:: Your instructions ::
Return the records word for word. Any pictures in them are not part of the copy.
#####
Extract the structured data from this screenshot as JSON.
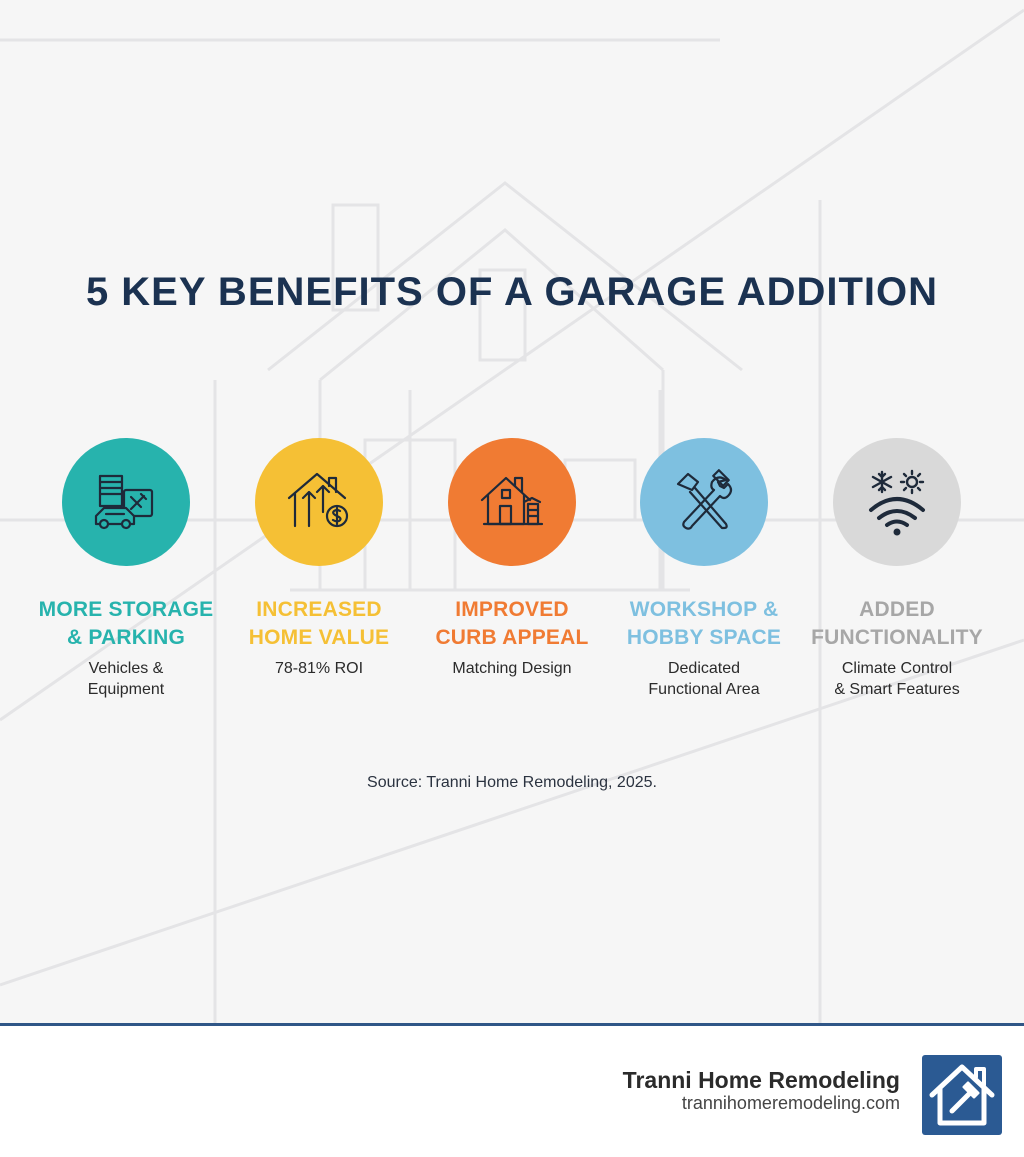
{
  "title": "5 KEY BENEFITS OF A GARAGE ADDITION",
  "benefits": [
    {
      "title_line1": "MORE STORAGE",
      "title_line2": "& PARKING",
      "subtitle": "Vehicles &\nEquipment",
      "color": "#27b3ad",
      "icon": "garage-car-tools-icon"
    },
    {
      "title_line1": "INCREASED",
      "title_line2": "HOME VALUE",
      "subtitle": "78-81% ROI",
      "color": "#f5c035",
      "icon": "house-value-up-icon"
    },
    {
      "title_line1": "IMPROVED",
      "title_line2": "CURB APPEAL",
      "subtitle": "Matching Design",
      "color": "#f07b33",
      "icon": "house-with-garage-icon"
    },
    {
      "title_line1": "WORKSHOP &",
      "title_line2": "HOBBY SPACE",
      "subtitle": "Dedicated\nFunctional Area",
      "color": "#7ec0e0",
      "icon": "hammer-wrench-icon"
    },
    {
      "title_line1": "ADDED",
      "title_line2": "FUNCTIONALITY",
      "subtitle": "Climate Control\n& Smart Features",
      "color": "#a7a7a7",
      "circle_color": "#d9d9d9",
      "icon": "climate-wifi-icon"
    }
  ],
  "source": "Source: Tranni Home Remodeling, 2025.",
  "footer": {
    "brand_name": "Tranni Home Remodeling",
    "url": "trannihomeremodeling.com",
    "logo_icon": "house-hammer-logo-icon"
  }
}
#####
:: Full output ::
Extract the structured data from this screenshot as JSON.
{
  "title": "5 KEY BENEFITS OF A GARAGE ADDITION",
  "benefits": [
    {
      "title_line1": "MORE STORAGE",
      "title_line2": "& PARKING",
      "subtitle": "Vehicles &\nEquipment",
      "color": "#27b3ad",
      "icon": "garage-car-tools-icon"
    },
    {
      "title_line1": "INCREASED",
      "title_line2": "HOME VALUE",
      "subtitle": "78-81% ROI",
      "color": "#f5c035",
      "icon": "house-value-up-icon"
    },
    {
      "title_line1": "IMPROVED",
      "title_line2": "CURB APPEAL",
      "subtitle": "Matching Design",
      "color": "#f07b33",
      "icon": "house-with-garage-icon"
    },
    {
      "title_line1": "WORKSHOP &",
      "title_line2": "HOBBY SPACE",
      "subtitle": "Dedicated\nFunctional Area",
      "color": "#7ec0e0",
      "icon": "hammer-wrench-icon"
    },
    {
      "title_line1": "ADDED",
      "title_line2": "FUNCTIONALITY",
      "subtitle": "Climate Control\n& Smart Features",
      "color": "#a7a7a7",
      "circle_color": "#d9d9d9",
      "icon": "climate-wifi-icon"
    }
  ],
  "source": "Source: Tranni Home Remodeling, 2025.",
  "footer": {
    "brand_name": "Tranni Home Remodeling",
    "url": "trannihomeremodeling.com",
    "logo_icon": "house-hammer-logo-icon"
  }
}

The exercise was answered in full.